Listing:
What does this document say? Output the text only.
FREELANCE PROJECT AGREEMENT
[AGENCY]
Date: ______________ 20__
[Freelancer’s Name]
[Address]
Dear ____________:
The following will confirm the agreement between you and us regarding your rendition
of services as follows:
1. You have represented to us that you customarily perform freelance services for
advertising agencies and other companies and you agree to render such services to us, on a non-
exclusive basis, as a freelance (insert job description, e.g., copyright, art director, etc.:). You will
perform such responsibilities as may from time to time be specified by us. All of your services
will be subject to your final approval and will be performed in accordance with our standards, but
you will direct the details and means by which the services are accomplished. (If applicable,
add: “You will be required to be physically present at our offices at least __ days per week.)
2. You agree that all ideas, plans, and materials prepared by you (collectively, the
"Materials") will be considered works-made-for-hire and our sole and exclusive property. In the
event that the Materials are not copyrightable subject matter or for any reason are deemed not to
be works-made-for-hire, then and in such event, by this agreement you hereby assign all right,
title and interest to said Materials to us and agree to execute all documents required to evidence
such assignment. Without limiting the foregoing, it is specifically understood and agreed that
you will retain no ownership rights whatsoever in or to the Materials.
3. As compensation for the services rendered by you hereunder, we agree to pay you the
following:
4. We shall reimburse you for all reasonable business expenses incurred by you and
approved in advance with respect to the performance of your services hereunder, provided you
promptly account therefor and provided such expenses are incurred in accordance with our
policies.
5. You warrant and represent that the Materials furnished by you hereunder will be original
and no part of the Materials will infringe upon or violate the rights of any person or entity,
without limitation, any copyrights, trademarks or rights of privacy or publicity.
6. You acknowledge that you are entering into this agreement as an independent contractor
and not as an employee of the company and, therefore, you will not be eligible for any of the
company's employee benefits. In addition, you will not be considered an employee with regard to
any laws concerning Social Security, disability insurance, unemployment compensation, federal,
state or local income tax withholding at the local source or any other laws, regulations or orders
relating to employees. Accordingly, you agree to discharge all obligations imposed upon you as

Work to do: Read the entries and pick out all lines that include the word "upon".

Final result:
and no part of the Materials will infringe upon or violate the rights of any person or entity,
relating to employees. Accordingly, you agree to discharge all obligations imposed upon you as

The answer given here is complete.